**Task to carry out:**
Omit all pictures. Copy exactly the lines from the line containing "Give me a plain-text" to the end of the listing, with both ends included.

★ ★ ★ ★ ★

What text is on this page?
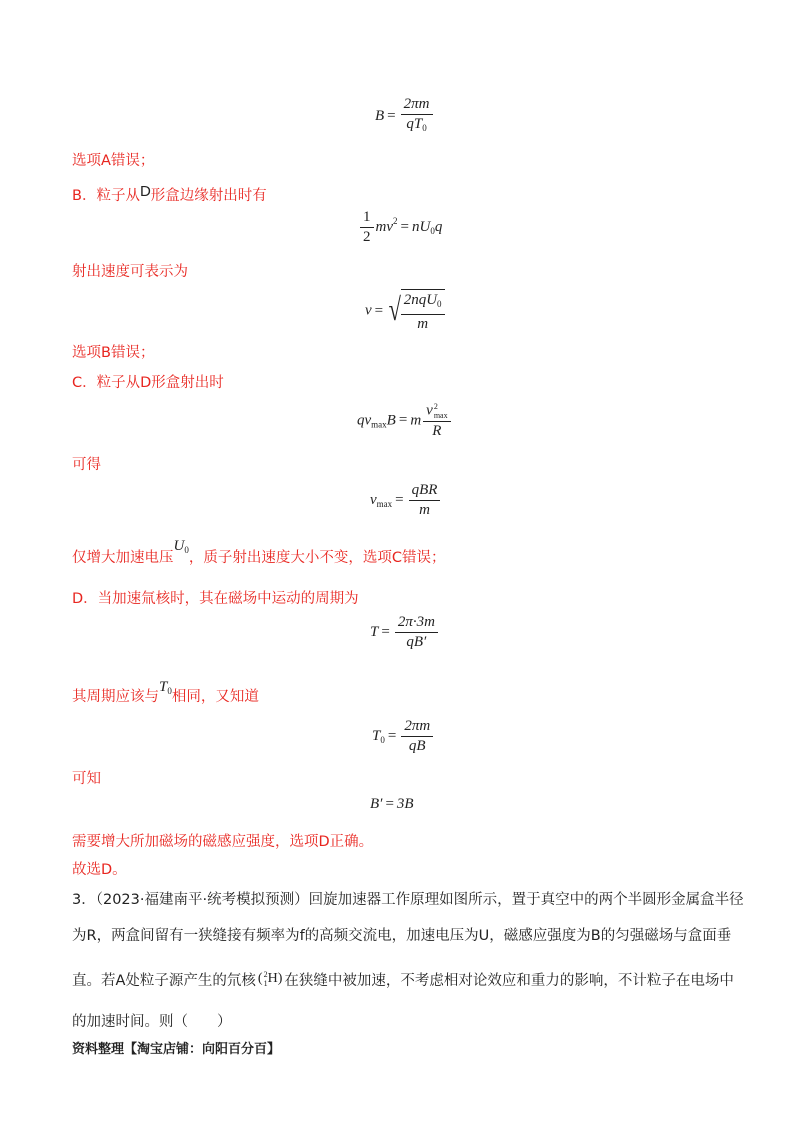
$B = \frac{2\pi m}{qT_0}$
选项A错误；
B．粒子从D形盒边缘射出时有
$\frac{1}{2} mv^2 = nU_0q$
射出速度可表示为
v = √ $\frac{2nqU_0}{m}$
选项B错误；
C．粒子从D形盒射出时
$qv_{max}B = m$ v 2
max
R
可得
$v_{max} = \frac{\text{qBR}}{m}$
仅增大加速电压$U_0$，质子射出速度大小不变，选项C错误；
D．当加速氚核时，其在磁场中运动的周期为
$T = \frac{2\pi\cdot 3m}{qB'}$
其周期应该与$T_0$相同，又知道
$T_0 = \frac{2\pi m}{qB}$
可知
B′ = 3B
需要增大所加磁场的磁感应强度，选项D正确。
故选D。
3．（2023·福建南平·统考模拟预测）回旋加速器工作原理如图所示，置于真空中的两个半圆形金属盒半径
为R，两盒间留有一狭缝接有频率为f的高频交流电，加速电压为U，磁感应强度为B的匀强磁场与盒面垂
直。若A处粒子源产生的氘核 ( 2
1 H) 在狭缝中被加速，不考虑相对论效应和重力的影响，不计粒子在电场中
的加速时间。则（　　）
资料整理【淘宝店铺：向阳百分百】
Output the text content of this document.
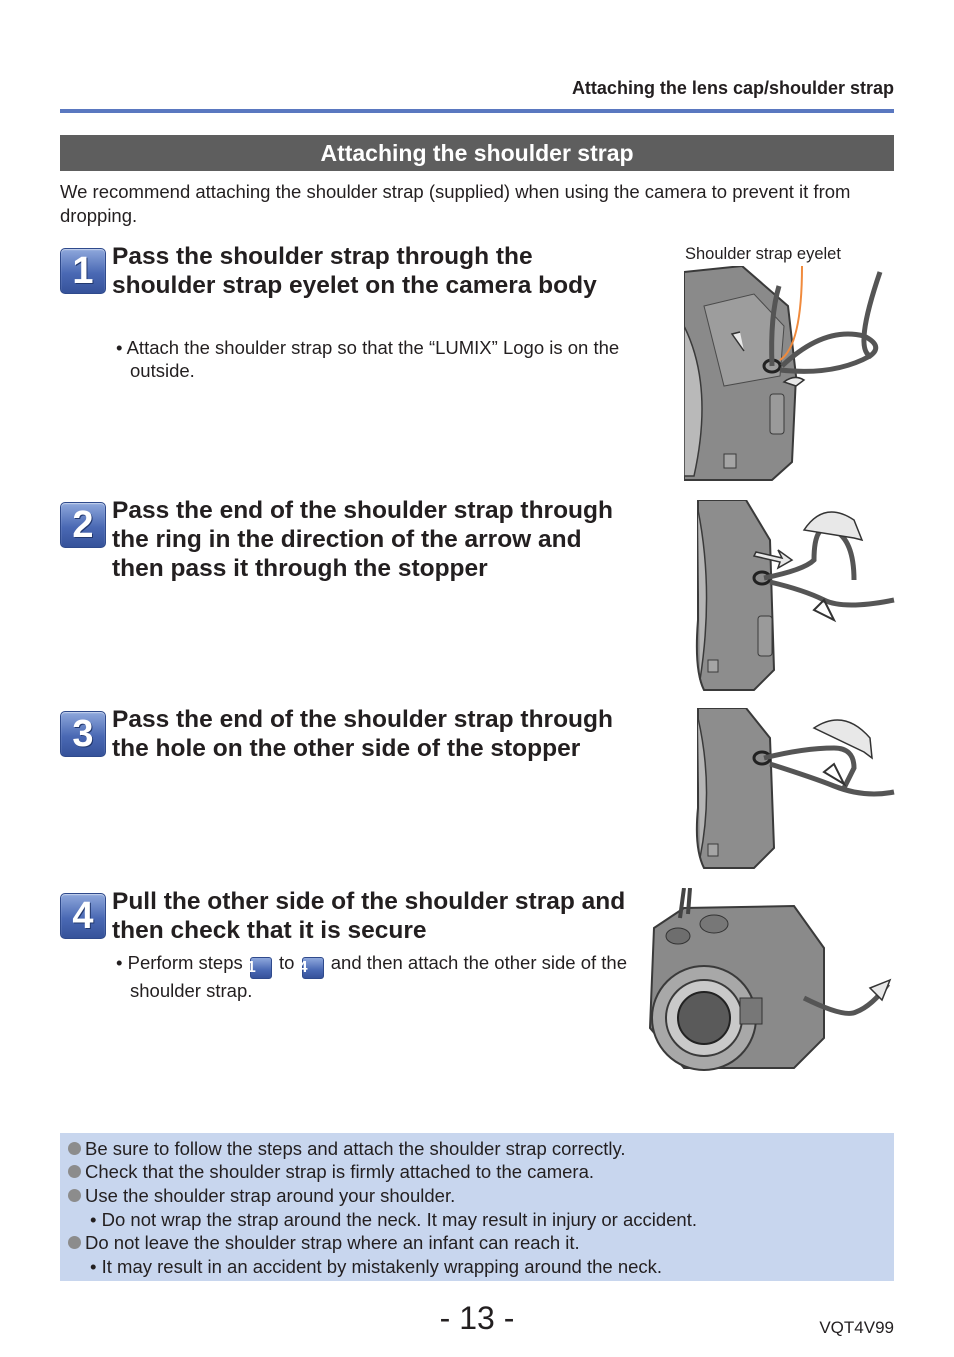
Attaching the lens cap/shoulder strap
Attaching the shoulder strap
We recommend attaching the shoulder strap (supplied) when using the camera to prevent it from dropping.
1 Pass the shoulder strap through the shoulder strap eyelet on the camera body
• Attach the shoulder strap so that the “LUMIX” Logo is on the outside.
2 Pass the end of the shoulder strap through the ring in the direction of the arrow and then pass it through the stopper
3 Pass the end of the shoulder strap through the hole on the other side of the stopper
4 Pull the other side of the shoulder strap and then check that it is secure
• Perform steps 1 to 4 and then attach the other side of the shoulder strap.
Shoulder strap eyelet
Be sure to follow the steps and attach the shoulder strap correctly.
Check that the shoulder strap is firmly attached to the camera.
Use the shoulder strap around your shoulder.
• Do not wrap the strap around the neck. It may result in injury or accident.
Do not leave the shoulder strap where an infant can reach it.
• It may result in an accident by mistakenly wrapping around the neck.
- 13 -	VQT4V99
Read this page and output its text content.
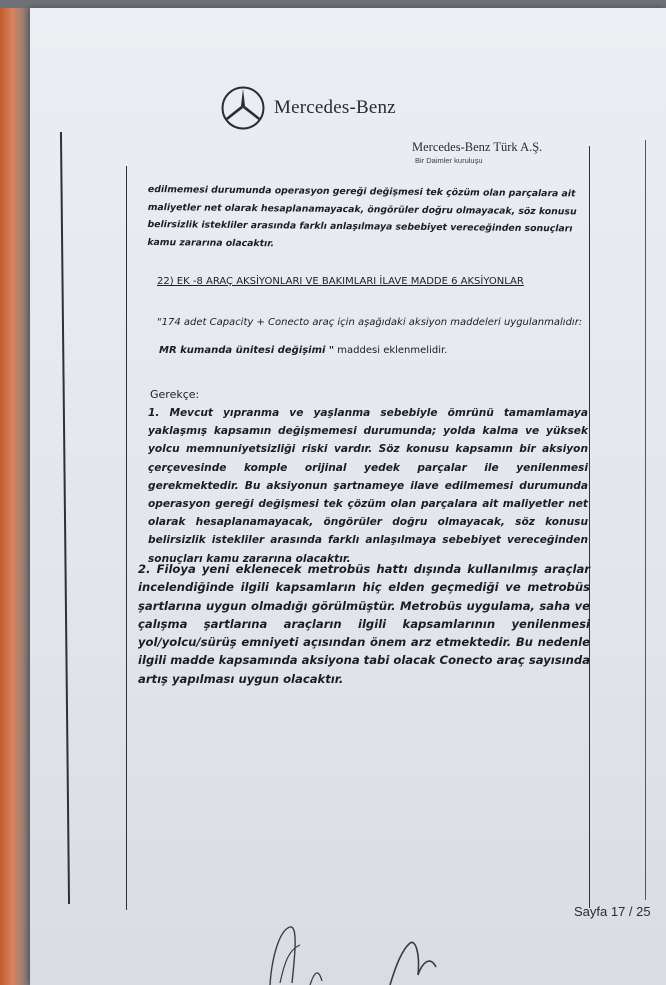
Mercedes-Benz
Mercedes-Benz Türk A.Ş.
Bir Daimler kuruluşu
edilmemesi durumunda operasyon gereği değişmesi tek çözüm olan parçalara ait maliyetler net olarak hesaplanamayacak, öngörüler doğru olmayacak, söz konusu belirsizlik istekliler arasında farklı anlaşılmaya sebebiyet vereceğinden sonuçları kamu zararına olacaktır.
22) EK -8 ARAÇ AKSİYONLARI VE BAKIMLARI İLAVE MADDE 6 AKSİYONLAR
"174 adet Capacity + Conecto araç için aşağıdaki aksiyon maddeleri uygulanmalıdır:
MR kumanda ünitesi değişimi " maddesi eklenmelidir.
Gerekçe:

1. Mevcut yıpranma ve yaşlanma sebebiyle ömrünü tamamlamaya yaklaşmış kapsamın değişmemesi durumunda; yolda kalma ve yüksek yolcu memnuniyetsizliği riski vardır. Söz konusu kapsamın bir aksiyon çerçevesinde komple orijinal yedek parçalar ile yenilenmesi gerekmektedir. Bu aksiyonun şartnameye ilave edilmemesi durumunda operasyon gereği değişmesi tek çözüm olan parçalara ait maliyetler net olarak hesaplanamayacak, öngörüler doğru olmayacak, söz konusu belirsizlik istekliler arasında farklı anlaşılmaya sebebiyet vereceğinden sonuçları kamu zararına olacaktır.

2. Filoya yeni eklenecek metrobüs hattı dışında kullanılmış araçlar incelendiğinde ilgili kapsamların hiç elden geçmediği ve metrobüs şartlarına uygun olmadığı görülmüştür. Metrobüs uygulama, saha ve çalışma şartlarına araçların ilgili kapsamlarının yenilenmesi yol/yolcu/sürüş emniyeti açısından önem arz etmektedir. Bu nedenle ilgili madde kapsamında aksiyona tabi olacak Conecto araç sayısında artış yapılması uygun olacaktır.

Sayfa 17 / 25
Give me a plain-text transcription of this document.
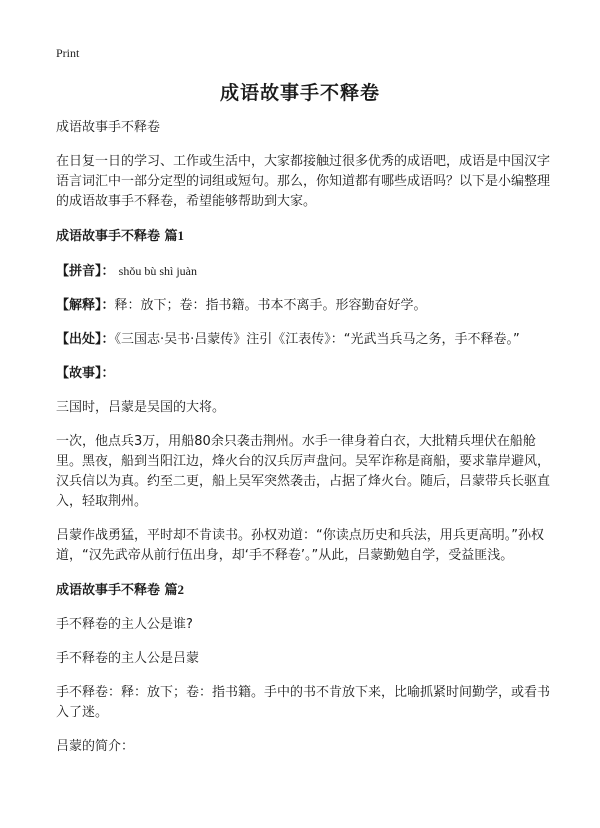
Print
成语故事手不释卷

成语故事手不释卷

在日复一日的学习、工作或生活中，大家都接触过很多优秀的成语吧，成语是中国汉字语言词汇中一部分定型的词组或短句。那么，你知道都有哪些成语吗？以下是小编整理的成语故事手不释卷，希望能够帮助到大家。

成语故事手不释卷 篇1

【拼音】： shǒu bù shì juàn

【解释】：释：放下；卷：指书籍。书本不离手。形容勤奋好学。

【出处】：《三国志·吴书·吕蒙传》注引《江表传》：“光武当兵马之务，手不释卷。”

【故事】：

三国时，吕蒙是吴国的大将。

一次，他点兵3万，用船80余只袭击荆州。水手一律身着白衣，大批精兵埋伏在船舱里。黑夜，船到当阳江边，烽火台的汉兵厉声盘问。吴军诈称是商船，要求靠岸避风，汉兵信以为真。约至二更，船上吴军突然袭击，占据了烽火台。随后，吕蒙带兵长驱直入，轻取荆州。

吕蒙作战勇猛，平时却不肯读书。孙权劝道：“你读点历史和兵法，用兵更高明。”孙权道，“汉先武帝从前行伍出身，却‘手不释卷’。”从此，吕蒙勤勉自学，受益匪浅。

成语故事手不释卷 篇2

手不释卷的主人公是谁?

手不释卷的主人公是吕蒙

手不释卷：释：放下；卷：指书籍。手中的书不肯放下来，比喻抓紧时间勤学，或看书入了迷。

吕蒙的简介：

★ ★ ★ ★ ★

**Final result:**
Give me a plain-text transcription of this document.
Print
成语故事手不释卷

成语故事手不释卷

在日复一日的学习、工作或生活中，大家都接触过很多优秀的成语吧，成语是中国汉字语言词汇中一部分定型的词组或短句。那么，你知道都有哪些成语吗？以下是小编整理的成语故事手不释卷，希望能够帮助到大家。

成语故事手不释卷 篇1

【拼音】： shǒu bù shì juàn

【解释】：释：放下；卷：指书籍。书本不离手。形容勤奋好学。

【出处】：《三国志·吴书·吕蒙传》注引《江表传》：“光武当兵马之务，手不释卷。”

【故事】：

三国时，吕蒙是吴国的大将。

一次，他点兵3万，用船80余只袭击荆州。水手一律身着白衣，大批精兵埋伏在船舱里。黑夜，船到当阳江边，烽火台的汉兵厉声盘问。吴军诈称是商船，要求靠岸避风，汉兵信以为真。约至二更，船上吴军突然袭击，占据了烽火台。随后，吕蒙带兵长驱直入，轻取荆州。

吕蒙作战勇猛，平时却不肯读书。孙权劝道：“你读点历史和兵法，用兵更高明。”孙权道，“汉先武帝从前行伍出身，却‘手不释卷’。”从此，吕蒙勤勉自学，受益匪浅。

成语故事手不释卷 篇2

手不释卷的主人公是谁?

手不释卷的主人公是吕蒙

手不释卷：释：放下；卷：指书籍。手中的书不肯放下来，比喻抓紧时间勤学，或看书入了迷。

吕蒙的简介：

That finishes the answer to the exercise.